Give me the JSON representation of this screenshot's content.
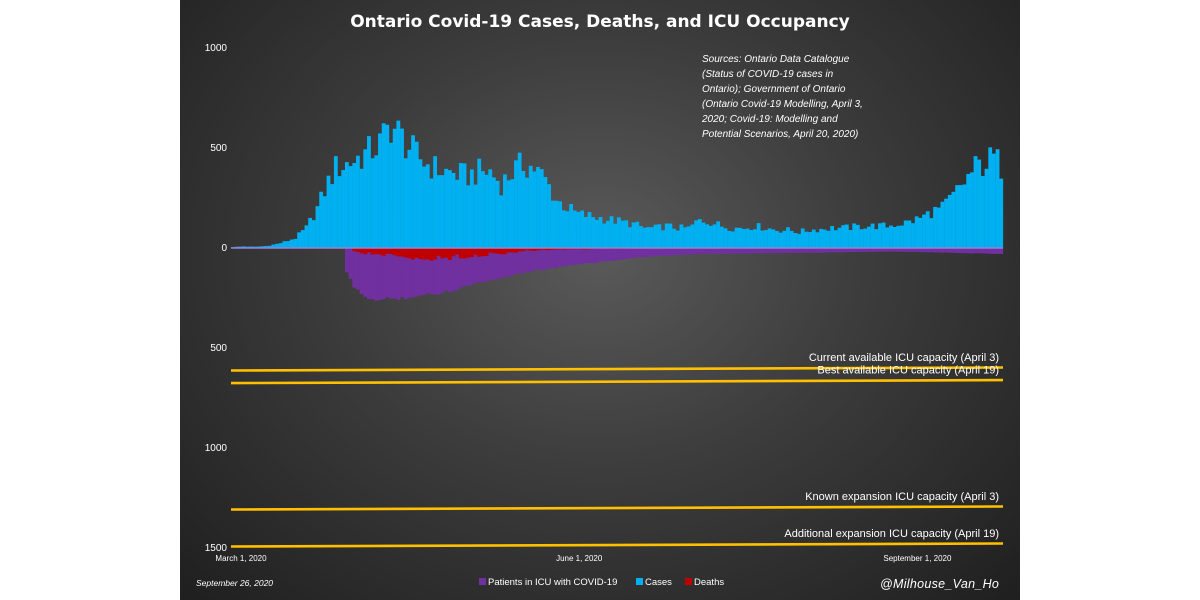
{
  "chart_data": {
    "type": "bar",
    "title": "Ontario Covid-19 Cases, Deaths, and ICU Occupancy",
    "y_axis": {
      "lim": [
        -1500,
        1000
      ],
      "ticks": [
        {
          "value": 1000,
          "label": "1000"
        },
        {
          "value": 500,
          "label": "500"
        },
        {
          "value": 0,
          "label": "0"
        },
        {
          "value": -500,
          "label": "500"
        },
        {
          "value": -1000,
          "label": "1000"
        },
        {
          "value": -1500,
          "label": "1500"
        }
      ]
    },
    "x_axis": {
      "start_date": "2020-03-01",
      "end_date": "2020-09-26",
      "days": 210,
      "ticks": [
        {
          "day": 0,
          "label": "March 1, 2020"
        },
        {
          "day": 92,
          "label": "June 1, 2020"
        },
        {
          "day": 184,
          "label": "September 1, 2020"
        }
      ]
    },
    "series": [
      {
        "name": "Cases",
        "color": "#00b0f0",
        "direction": "up",
        "anchors": [
          [
            0,
            5
          ],
          [
            3,
            8
          ],
          [
            6,
            6
          ],
          [
            9,
            10
          ],
          [
            12,
            20
          ],
          [
            14,
            30
          ],
          [
            17,
            50
          ],
          [
            20,
            100
          ],
          [
            23,
            200
          ],
          [
            26,
            330
          ],
          [
            28,
            400
          ],
          [
            31,
            420
          ],
          [
            34,
            450
          ],
          [
            37,
            480
          ],
          [
            40,
            520
          ],
          [
            43,
            620
          ],
          [
            46,
            550
          ],
          [
            49,
            480
          ],
          [
            52,
            430
          ],
          [
            55,
            400
          ],
          [
            58,
            380
          ],
          [
            61,
            370
          ],
          [
            64,
            360
          ],
          [
            67,
            380
          ],
          [
            70,
            380
          ],
          [
            73,
            320
          ],
          [
            76,
            380
          ],
          [
            79,
            420
          ],
          [
            82,
            400
          ],
          [
            85,
            340
          ],
          [
            88,
            240
          ],
          [
            91,
            200
          ],
          [
            94,
            170
          ],
          [
            97,
            160
          ],
          [
            100,
            150
          ],
          [
            103,
            140
          ],
          [
            106,
            130
          ],
          [
            109,
            120
          ],
          [
            112,
            100
          ],
          [
            115,
            100
          ],
          [
            118,
            110
          ],
          [
            121,
            100
          ],
          [
            124,
            100
          ],
          [
            127,
            140
          ],
          [
            130,
            130
          ],
          [
            133,
            110
          ],
          [
            136,
            100
          ],
          [
            139,
            100
          ],
          [
            142,
            110
          ],
          [
            145,
            100
          ],
          [
            148,
            90
          ],
          [
            151,
            90
          ],
          [
            154,
            80
          ],
          [
            157,
            90
          ],
          [
            160,
            95
          ],
          [
            163,
            100
          ],
          [
            166,
            100
          ],
          [
            169,
            105
          ],
          [
            172,
            110
          ],
          [
            175,
            110
          ],
          [
            178,
            110
          ],
          [
            181,
            120
          ],
          [
            184,
            130
          ],
          [
            187,
            150
          ],
          [
            190,
            180
          ],
          [
            193,
            200
          ],
          [
            196,
            260
          ],
          [
            199,
            330
          ],
          [
            202,
            400
          ],
          [
            205,
            430
          ],
          [
            207,
            450
          ],
          [
            209,
            410
          ]
        ],
        "wiggle": 0.18
      },
      {
        "name": "Patients in ICU with COVID-19",
        "color": "#7030a0",
        "direction": "down",
        "anchors": [
          [
            0,
            0
          ],
          [
            30,
            0
          ],
          [
            31,
            120
          ],
          [
            33,
            200
          ],
          [
            36,
            240
          ],
          [
            39,
            265
          ],
          [
            42,
            255
          ],
          [
            46,
            250
          ],
          [
            50,
            240
          ],
          [
            55,
            230
          ],
          [
            60,
            210
          ],
          [
            65,
            180
          ],
          [
            70,
            160
          ],
          [
            75,
            140
          ],
          [
            80,
            120
          ],
          [
            85,
            105
          ],
          [
            90,
            90
          ],
          [
            95,
            80
          ],
          [
            100,
            70
          ],
          [
            105,
            58
          ],
          [
            110,
            48
          ],
          [
            115,
            42
          ],
          [
            120,
            36
          ],
          [
            125,
            32
          ],
          [
            130,
            30
          ],
          [
            140,
            28
          ],
          [
            150,
            25
          ],
          [
            160,
            23
          ],
          [
            170,
            20
          ],
          [
            180,
            18
          ],
          [
            190,
            22
          ],
          [
            200,
            26
          ],
          [
            209,
            30
          ]
        ],
        "wiggle": 0.04
      },
      {
        "name": "Deaths",
        "color": "#c00000",
        "direction": "down",
        "anchors": [
          [
            0,
            0
          ],
          [
            32,
            0
          ],
          [
            33,
            20
          ],
          [
            36,
            25
          ],
          [
            40,
            35
          ],
          [
            45,
            45
          ],
          [
            48,
            55
          ],
          [
            52,
            55
          ],
          [
            56,
            50
          ],
          [
            60,
            45
          ],
          [
            64,
            40
          ],
          [
            68,
            35
          ],
          [
            72,
            28
          ],
          [
            76,
            22
          ],
          [
            80,
            15
          ],
          [
            84,
            10
          ],
          [
            88,
            8
          ],
          [
            92,
            6
          ],
          [
            100,
            5
          ],
          [
            110,
            3
          ],
          [
            120,
            2
          ],
          [
            209,
            2
          ]
        ],
        "wiggle": 0.3
      }
    ],
    "reference_lines": [
      {
        "label": "Current available ICU capacity (April 3)",
        "value": 605,
        "color": "#ffc000"
      },
      {
        "label": "Best available ICU capacity (April 19)",
        "value": 668,
        "color": "#ffc000"
      },
      {
        "label": "Known expansion ICU capacity (April 3)",
        "value": 1300,
        "color": "#ffc000"
      },
      {
        "label": "Additional expansion ICU capacity (April 19)",
        "value": 1485,
        "color": "#ffc000"
      }
    ],
    "annotation": "Sources: Ontario Data Catalogue (Status of COVID-19 cases in Ontario); Government of Ontario (Ontario Covid-19 Modelling, April 3, 2020; Covid-19: Modelling and Potential Scenarios, April 20, 2020)",
    "annotation_lines": [
      "Sources: Ontario Data Catalogue",
      "(Status of COVID-19 cases in",
      "Ontario); Government of Ontario",
      "(Ontario Covid-19 Modelling, April 3,",
      "2020; Covid-19: Modelling and",
      "Potential Scenarios, April 20, 2020)"
    ],
    "legend": [
      {
        "label": "Patients in ICU with COVID-19",
        "color": "#7030a0"
      },
      {
        "label": "Cases",
        "color": "#00b0f0"
      },
      {
        "label": "Deaths",
        "color": "#c00000"
      }
    ],
    "date_note": "September 26, 2020",
    "credit": "@Milhouse_Van_Ho"
  }
}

####

Goal of the exercise:
When a line contains the string "Scenarios", copy it from the records.

Result below:
    "annotation": "Sources: Ontario Data Catalogue (Status of COVID-19 cases in Ontario); Government of Ontario (Ontario Covid-19 Modelling, April 3, 2020; Covid-19: Modelling and Potential Scenarios, April 20, 2020)",
      "Potential Scenarios, April 20, 2020)"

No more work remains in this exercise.